Problem details
Reproduce the records below exactly, leaving out any pictures.

Material shown
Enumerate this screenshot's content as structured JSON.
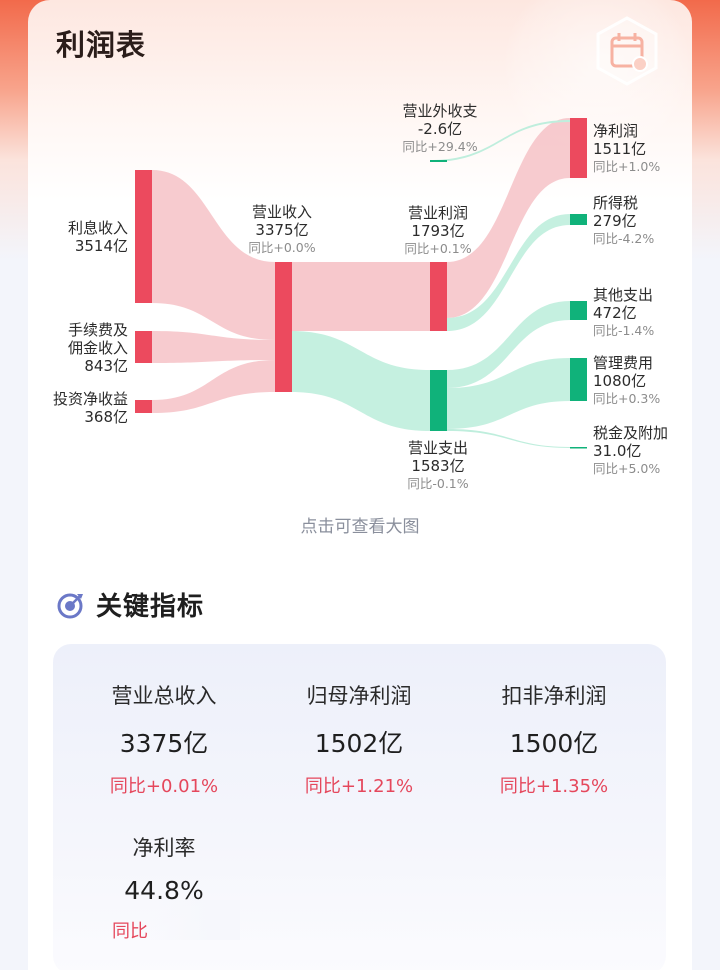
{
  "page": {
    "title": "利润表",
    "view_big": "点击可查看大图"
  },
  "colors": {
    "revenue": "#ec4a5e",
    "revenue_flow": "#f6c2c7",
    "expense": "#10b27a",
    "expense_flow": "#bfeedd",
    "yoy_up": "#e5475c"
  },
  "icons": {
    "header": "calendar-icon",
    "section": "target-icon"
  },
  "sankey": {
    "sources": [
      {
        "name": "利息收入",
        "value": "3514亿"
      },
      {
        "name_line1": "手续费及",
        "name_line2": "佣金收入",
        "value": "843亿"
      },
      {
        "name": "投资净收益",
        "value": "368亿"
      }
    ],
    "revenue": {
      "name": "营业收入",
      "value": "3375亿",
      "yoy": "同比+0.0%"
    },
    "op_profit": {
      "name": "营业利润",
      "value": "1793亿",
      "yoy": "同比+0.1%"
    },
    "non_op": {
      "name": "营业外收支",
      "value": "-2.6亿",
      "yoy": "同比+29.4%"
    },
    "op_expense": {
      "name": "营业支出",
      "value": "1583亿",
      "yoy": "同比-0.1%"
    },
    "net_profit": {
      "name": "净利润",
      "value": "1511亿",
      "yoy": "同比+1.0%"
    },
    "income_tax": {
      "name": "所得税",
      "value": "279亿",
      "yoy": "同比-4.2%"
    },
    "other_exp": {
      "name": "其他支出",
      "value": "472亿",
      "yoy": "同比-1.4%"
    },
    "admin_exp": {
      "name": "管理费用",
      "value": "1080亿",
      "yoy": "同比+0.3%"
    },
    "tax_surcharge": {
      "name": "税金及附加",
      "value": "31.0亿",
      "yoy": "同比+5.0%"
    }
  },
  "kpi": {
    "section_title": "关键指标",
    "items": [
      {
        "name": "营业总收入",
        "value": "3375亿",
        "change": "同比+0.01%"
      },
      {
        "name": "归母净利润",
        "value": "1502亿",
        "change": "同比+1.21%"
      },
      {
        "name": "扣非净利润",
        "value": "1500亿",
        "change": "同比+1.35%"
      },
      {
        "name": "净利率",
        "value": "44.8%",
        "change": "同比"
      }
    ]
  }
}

Solution to this exercise
Enumerate this screenshot's content as structured JSON.
{
  "page": {
    "title": "利润表",
    "view_big": "点击可查看大图"
  },
  "colors": {
    "revenue": "#ec4a5e",
    "revenue_flow": "#f6c2c7",
    "expense": "#10b27a",
    "expense_flow": "#bfeedd",
    "yoy_up": "#e5475c"
  },
  "icons": {
    "header": "calendar-icon",
    "section": "target-icon"
  },
  "sankey": {
    "sources": [
      {
        "name": "利息收入",
        "value": "3514亿"
      },
      {
        "name_line1": "手续费及",
        "name_line2": "佣金收入",
        "value": "843亿"
      },
      {
        "name": "投资净收益",
        "value": "368亿"
      }
    ],
    "revenue": {
      "name": "营业收入",
      "value": "3375亿",
      "yoy": "同比+0.0%"
    },
    "op_profit": {
      "name": "营业利润",
      "value": "1793亿",
      "yoy": "同比+0.1%"
    },
    "non_op": {
      "name": "营业外收支",
      "value": "-2.6亿",
      "yoy": "同比+29.4%"
    },
    "op_expense": {
      "name": "营业支出",
      "value": "1583亿",
      "yoy": "同比-0.1%"
    },
    "net_profit": {
      "name": "净利润",
      "value": "1511亿",
      "yoy": "同比+1.0%"
    },
    "income_tax": {
      "name": "所得税",
      "value": "279亿",
      "yoy": "同比-4.2%"
    },
    "other_exp": {
      "name": "其他支出",
      "value": "472亿",
      "yoy": "同比-1.4%"
    },
    "admin_exp": {
      "name": "管理费用",
      "value": "1080亿",
      "yoy": "同比+0.3%"
    },
    "tax_surcharge": {
      "name": "税金及附加",
      "value": "31.0亿",
      "yoy": "同比+5.0%"
    }
  },
  "kpi": {
    "section_title": "关键指标",
    "items": [
      {
        "name": "营业总收入",
        "value": "3375亿",
        "change": "同比+0.01%"
      },
      {
        "name": "归母净利润",
        "value": "1502亿",
        "change": "同比+1.21%"
      },
      {
        "name": "扣非净利润",
        "value": "1500亿",
        "change": "同比+1.35%"
      },
      {
        "name": "净利率",
        "value": "44.8%",
        "change": "同比"
      }
    ]
  }
}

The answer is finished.